* **EXERCISE PROMPT**: Repeat every line below exactly, word for word.

* **MATERIALS PROVIDED**:
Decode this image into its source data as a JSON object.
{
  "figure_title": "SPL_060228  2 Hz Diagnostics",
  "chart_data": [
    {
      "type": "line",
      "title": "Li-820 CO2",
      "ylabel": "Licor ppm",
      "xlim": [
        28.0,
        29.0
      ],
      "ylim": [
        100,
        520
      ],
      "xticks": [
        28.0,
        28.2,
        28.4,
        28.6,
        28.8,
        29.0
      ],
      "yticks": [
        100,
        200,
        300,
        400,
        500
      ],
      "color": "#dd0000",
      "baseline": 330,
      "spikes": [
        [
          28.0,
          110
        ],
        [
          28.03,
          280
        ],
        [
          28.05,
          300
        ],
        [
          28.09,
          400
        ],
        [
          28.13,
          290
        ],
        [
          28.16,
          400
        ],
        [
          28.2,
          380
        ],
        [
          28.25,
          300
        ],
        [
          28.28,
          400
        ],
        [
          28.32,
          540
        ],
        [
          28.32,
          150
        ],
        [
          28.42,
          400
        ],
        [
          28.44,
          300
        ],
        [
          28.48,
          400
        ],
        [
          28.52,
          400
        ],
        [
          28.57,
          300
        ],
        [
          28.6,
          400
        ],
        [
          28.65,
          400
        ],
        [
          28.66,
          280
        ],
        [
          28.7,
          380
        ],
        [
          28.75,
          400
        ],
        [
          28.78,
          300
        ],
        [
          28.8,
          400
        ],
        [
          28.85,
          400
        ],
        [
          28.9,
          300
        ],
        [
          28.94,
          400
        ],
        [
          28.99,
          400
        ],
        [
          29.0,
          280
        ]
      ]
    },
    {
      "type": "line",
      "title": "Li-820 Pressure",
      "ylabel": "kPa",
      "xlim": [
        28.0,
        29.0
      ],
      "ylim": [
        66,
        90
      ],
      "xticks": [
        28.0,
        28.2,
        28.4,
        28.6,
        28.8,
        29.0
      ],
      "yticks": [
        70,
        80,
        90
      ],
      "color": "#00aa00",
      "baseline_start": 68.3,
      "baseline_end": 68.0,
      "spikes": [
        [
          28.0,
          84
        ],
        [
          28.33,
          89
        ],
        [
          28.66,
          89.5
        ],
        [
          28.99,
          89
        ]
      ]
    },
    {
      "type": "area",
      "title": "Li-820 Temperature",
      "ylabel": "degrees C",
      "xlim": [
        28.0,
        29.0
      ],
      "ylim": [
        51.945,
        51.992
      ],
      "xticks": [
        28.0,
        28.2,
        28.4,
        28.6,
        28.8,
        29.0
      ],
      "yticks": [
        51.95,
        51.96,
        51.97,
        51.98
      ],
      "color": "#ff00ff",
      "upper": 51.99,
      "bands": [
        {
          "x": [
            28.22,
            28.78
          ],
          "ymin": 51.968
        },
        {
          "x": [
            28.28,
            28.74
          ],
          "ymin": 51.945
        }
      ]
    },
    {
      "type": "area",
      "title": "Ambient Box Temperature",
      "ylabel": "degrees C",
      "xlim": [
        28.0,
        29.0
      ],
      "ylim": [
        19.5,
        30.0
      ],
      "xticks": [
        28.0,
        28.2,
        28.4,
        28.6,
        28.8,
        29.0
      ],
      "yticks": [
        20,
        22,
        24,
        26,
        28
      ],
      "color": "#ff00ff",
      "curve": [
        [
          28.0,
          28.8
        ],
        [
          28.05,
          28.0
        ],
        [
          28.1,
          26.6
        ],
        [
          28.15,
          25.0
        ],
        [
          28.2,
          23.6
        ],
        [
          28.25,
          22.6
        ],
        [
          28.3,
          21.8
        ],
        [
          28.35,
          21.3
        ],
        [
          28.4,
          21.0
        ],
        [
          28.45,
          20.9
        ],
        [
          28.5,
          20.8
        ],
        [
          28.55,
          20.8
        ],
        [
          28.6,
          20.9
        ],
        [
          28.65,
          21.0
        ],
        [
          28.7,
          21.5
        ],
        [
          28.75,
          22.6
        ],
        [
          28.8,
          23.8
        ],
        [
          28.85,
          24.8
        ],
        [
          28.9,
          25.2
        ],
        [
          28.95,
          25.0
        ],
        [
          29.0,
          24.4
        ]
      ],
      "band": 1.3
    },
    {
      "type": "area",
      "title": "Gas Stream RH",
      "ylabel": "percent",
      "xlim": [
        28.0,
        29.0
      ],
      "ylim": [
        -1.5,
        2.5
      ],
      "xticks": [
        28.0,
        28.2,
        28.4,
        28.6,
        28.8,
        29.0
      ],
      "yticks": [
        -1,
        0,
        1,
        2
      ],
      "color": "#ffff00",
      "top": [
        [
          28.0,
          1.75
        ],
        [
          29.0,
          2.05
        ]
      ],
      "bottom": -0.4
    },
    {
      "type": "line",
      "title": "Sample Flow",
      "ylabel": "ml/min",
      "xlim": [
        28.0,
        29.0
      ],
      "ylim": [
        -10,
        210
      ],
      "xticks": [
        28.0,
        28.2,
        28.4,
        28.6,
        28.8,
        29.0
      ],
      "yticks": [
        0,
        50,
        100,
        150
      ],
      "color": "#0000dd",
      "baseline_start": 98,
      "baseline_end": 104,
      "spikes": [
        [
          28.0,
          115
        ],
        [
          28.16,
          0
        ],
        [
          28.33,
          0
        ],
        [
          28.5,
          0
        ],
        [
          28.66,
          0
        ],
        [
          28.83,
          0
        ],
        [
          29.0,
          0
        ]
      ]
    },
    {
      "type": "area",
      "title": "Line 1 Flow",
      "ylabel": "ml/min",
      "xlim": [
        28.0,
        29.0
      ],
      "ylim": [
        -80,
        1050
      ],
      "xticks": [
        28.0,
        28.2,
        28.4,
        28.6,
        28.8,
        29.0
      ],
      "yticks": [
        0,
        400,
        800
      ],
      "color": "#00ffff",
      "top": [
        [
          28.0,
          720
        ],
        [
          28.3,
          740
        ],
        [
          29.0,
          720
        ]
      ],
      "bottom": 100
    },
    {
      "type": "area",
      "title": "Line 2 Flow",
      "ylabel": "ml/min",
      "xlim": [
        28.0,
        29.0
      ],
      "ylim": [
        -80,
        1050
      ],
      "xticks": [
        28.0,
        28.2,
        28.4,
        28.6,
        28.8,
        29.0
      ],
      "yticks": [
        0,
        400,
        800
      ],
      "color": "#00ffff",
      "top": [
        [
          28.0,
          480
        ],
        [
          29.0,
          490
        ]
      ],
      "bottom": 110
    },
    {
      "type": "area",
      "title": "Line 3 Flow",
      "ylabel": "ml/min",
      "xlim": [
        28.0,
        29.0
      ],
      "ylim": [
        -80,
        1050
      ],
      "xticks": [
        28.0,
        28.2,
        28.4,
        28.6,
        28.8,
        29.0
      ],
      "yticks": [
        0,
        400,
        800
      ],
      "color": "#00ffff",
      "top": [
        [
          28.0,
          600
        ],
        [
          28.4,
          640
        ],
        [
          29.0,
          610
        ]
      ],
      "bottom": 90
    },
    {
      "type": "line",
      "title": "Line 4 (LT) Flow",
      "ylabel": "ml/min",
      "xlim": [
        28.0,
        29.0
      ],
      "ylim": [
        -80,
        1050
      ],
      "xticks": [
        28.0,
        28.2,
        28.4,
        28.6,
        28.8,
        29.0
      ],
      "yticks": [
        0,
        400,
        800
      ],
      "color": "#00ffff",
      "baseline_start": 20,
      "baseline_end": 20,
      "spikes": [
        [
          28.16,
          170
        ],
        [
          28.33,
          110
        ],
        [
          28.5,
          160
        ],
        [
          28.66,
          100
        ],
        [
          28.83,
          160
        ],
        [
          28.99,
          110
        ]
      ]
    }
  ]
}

* **WRITTEN RESPONSE**:
Decode this image into its source data as a JSON object.
{
  "figure_title": "SPL_060228  2 Hz Diagnostics",
  "chart_data": [
    {
      "type": "line",
      "title": "Li-820 CO2",
      "ylabel": "Licor ppm",
      "xlim": [
        28.0,
        29.0
      ],
      "ylim": [
        100,
        520
      ],
      "xticks": [
        28.0,
        28.2,
        28.4,
        28.6,
        28.8,
        29.0
      ],
      "yticks": [
        100,
        200,
        300,
        400,
        500
      ],
      "color": "#dd0000",
      "baseline": 330,
      "spikes": [
        [
          28.0,
          110
        ],
        [
          28.03,
          280
        ],
        [
          28.05,
          300
        ],
        [
          28.09,
          400
        ],
        [
          28.13,
          290
        ],
        [
          28.16,
          400
        ],
        [
          28.2,
          380
        ],
        [
          28.25,
          300
        ],
        [
          28.28,
          400
        ],
        [
          28.32,
          540
        ],
        [
          28.32,
          150
        ],
        [
          28.42,
          400
        ],
        [
          28.44,
          300
        ],
        [
          28.48,
          400
        ],
        [
          28.52,
          400
        ],
        [
          28.57,
          300
        ],
        [
          28.6,
          400
        ],
        [
          28.65,
          400
        ],
        [
          28.66,
          280
        ],
        [
          28.7,
          380
        ],
        [
          28.75,
          400
        ],
        [
          28.78,
          300
        ],
        [
          28.8,
          400
        ],
        [
          28.85,
          400
        ],
        [
          28.9,
          300
        ],
        [
          28.94,
          400
        ],
        [
          28.99,
          400
        ],
        [
          29.0,
          280
        ]
      ]
    },
    {
      "type": "line",
      "title": "Li-820 Pressure",
      "ylabel": "kPa",
      "xlim": [
        28.0,
        29.0
      ],
      "ylim": [
        66,
        90
      ],
      "xticks": [
        28.0,
        28.2,
        28.4,
        28.6,
        28.8,
        29.0
      ],
      "yticks": [
        70,
        80,
        90
      ],
      "color": "#00aa00",
      "baseline_start": 68.3,
      "baseline_end": 68.0,
      "spikes": [
        [
          28.0,
          84
        ],
        [
          28.33,
          89
        ],
        [
          28.66,
          89.5
        ],
        [
          28.99,
          89
        ]
      ]
    },
    {
      "type": "area",
      "title": "Li-820 Temperature",
      "ylabel": "degrees C",
      "xlim": [
        28.0,
        29.0
      ],
      "ylim": [
        51.945,
        51.992
      ],
      "xticks": [
        28.0,
        28.2,
        28.4,
        28.6,
        28.8,
        29.0
      ],
      "yticks": [
        51.95,
        51.96,
        51.97,
        51.98
      ],
      "color": "#ff00ff",
      "upper": 51.99,
      "bands": [
        {
          "x": [
            28.22,
            28.78
          ],
          "ymin": 51.968
        },
        {
          "x": [
            28.28,
            28.74
          ],
          "ymin": 51.945
        }
      ]
    },
    {
      "type": "area",
      "title": "Ambient Box Temperature",
      "ylabel": "degrees C",
      "xlim": [
        28.0,
        29.0
      ],
      "ylim": [
        19.5,
        30.0
      ],
      "xticks": [
        28.0,
        28.2,
        28.4,
        28.6,
        28.8,
        29.0
      ],
      "yticks": [
        20,
        22,
        24,
        26,
        28
      ],
      "color": "#ff00ff",
      "curve": [
        [
          28.0,
          28.8
        ],
        [
          28.05,
          28.0
        ],
        [
          28.1,
          26.6
        ],
        [
          28.15,
          25.0
        ],
        [
          28.2,
          23.6
        ],
        [
          28.25,
          22.6
        ],
        [
          28.3,
          21.8
        ],
        [
          28.35,
          21.3
        ],
        [
          28.4,
          21.0
        ],
        [
          28.45,
          20.9
        ],
        [
          28.5,
          20.8
        ],
        [
          28.55,
          20.8
        ],
        [
          28.6,
          20.9
        ],
        [
          28.65,
          21.0
        ],
        [
          28.7,
          21.5
        ],
        [
          28.75,
          22.6
        ],
        [
          28.8,
          23.8
        ],
        [
          28.85,
          24.8
        ],
        [
          28.9,
          25.2
        ],
        [
          28.95,
          25.0
        ],
        [
          29.0,
          24.4
        ]
      ],
      "band": 1.3
    },
    {
      "type": "area",
      "title": "Gas Stream RH",
      "ylabel": "percent",
      "xlim": [
        28.0,
        29.0
      ],
      "ylim": [
        -1.5,
        2.5
      ],
      "xticks": [
        28.0,
        28.2,
        28.4,
        28.6,
        28.8,
        29.0
      ],
      "yticks": [
        -1,
        0,
        1,
        2
      ],
      "color": "#ffff00",
      "top": [
        [
          28.0,
          1.75
        ],
        [
          29.0,
          2.05
        ]
      ],
      "bottom": -0.4
    },
    {
      "type": "line",
      "title": "Sample Flow",
      "ylabel": "ml/min",
      "xlim": [
        28.0,
        29.0
      ],
      "ylim": [
        -10,
        210
      ],
      "xticks": [
        28.0,
        28.2,
        28.4,
        28.6,
        28.8,
        29.0
      ],
      "yticks": [
        0,
        50,
        100,
        150
      ],
      "color": "#0000dd",
      "baseline_start": 98,
      "baseline_end": 104,
      "spikes": [
        [
          28.0,
          115
        ],
        [
          28.16,
          0
        ],
        [
          28.33,
          0
        ],
        [
          28.5,
          0
        ],
        [
          28.66,
          0
        ],
        [
          28.83,
          0
        ],
        [
          29.0,
          0
        ]
      ]
    },
    {
      "type": "area",
      "title": "Line 1 Flow",
      "ylabel": "ml/min",
      "xlim": [
        28.0,
        29.0
      ],
      "ylim": [
        -80,
        1050
      ],
      "xticks": [
        28.0,
        28.2,
        28.4,
        28.6,
        28.8,
        29.0
      ],
      "yticks": [
        0,
        400,
        800
      ],
      "color": "#00ffff",
      "top": [
        [
          28.0,
          720
        ],
        [
          28.3,
          740
        ],
        [
          29.0,
          720
        ]
      ],
      "bottom": 100
    },
    {
      "type": "area",
      "title": "Line 2 Flow",
      "ylabel": "ml/min",
      "xlim": [
        28.0,
        29.0
      ],
      "ylim": [
        -80,
        1050
      ],
      "xticks": [
        28.0,
        28.2,
        28.4,
        28.6,
        28.8,
        29.0
      ],
      "yticks": [
        0,
        400,
        800
      ],
      "color": "#00ffff",
      "top": [
        [
          28.0,
          480
        ],
        [
          29.0,
          490
        ]
      ],
      "bottom": 110
    },
    {
      "type": "area",
      "title": "Line 3 Flow",
      "ylabel": "ml/min",
      "xlim": [
        28.0,
        29.0
      ],
      "ylim": [
        -80,
        1050
      ],
      "xticks": [
        28.0,
        28.2,
        28.4,
        28.6,
        28.8,
        29.0
      ],
      "yticks": [
        0,
        400,
        800
      ],
      "color": "#00ffff",
      "top": [
        [
          28.0,
          600
        ],
        [
          28.4,
          640
        ],
        [
          29.0,
          610
        ]
      ],
      "bottom": 90
    },
    {
      "type": "line",
      "title": "Line 4 (LT) Flow",
      "ylabel": "ml/min",
      "xlim": [
        28.0,
        29.0
      ],
      "ylim": [
        -80,
        1050
      ],
      "xticks": [
        28.0,
        28.2,
        28.4,
        28.6,
        28.8,
        29.0
      ],
      "yticks": [
        0,
        400,
        800
      ],
      "color": "#00ffff",
      "baseline_start": 20,
      "baseline_end": 20,
      "spikes": [
        [
          28.16,
          170
        ],
        [
          28.33,
          110
        ],
        [
          28.5,
          160
        ],
        [
          28.66,
          100
        ],
        [
          28.83,
          160
        ],
        [
          28.99,
          110
        ]
      ]
    }
  ]
}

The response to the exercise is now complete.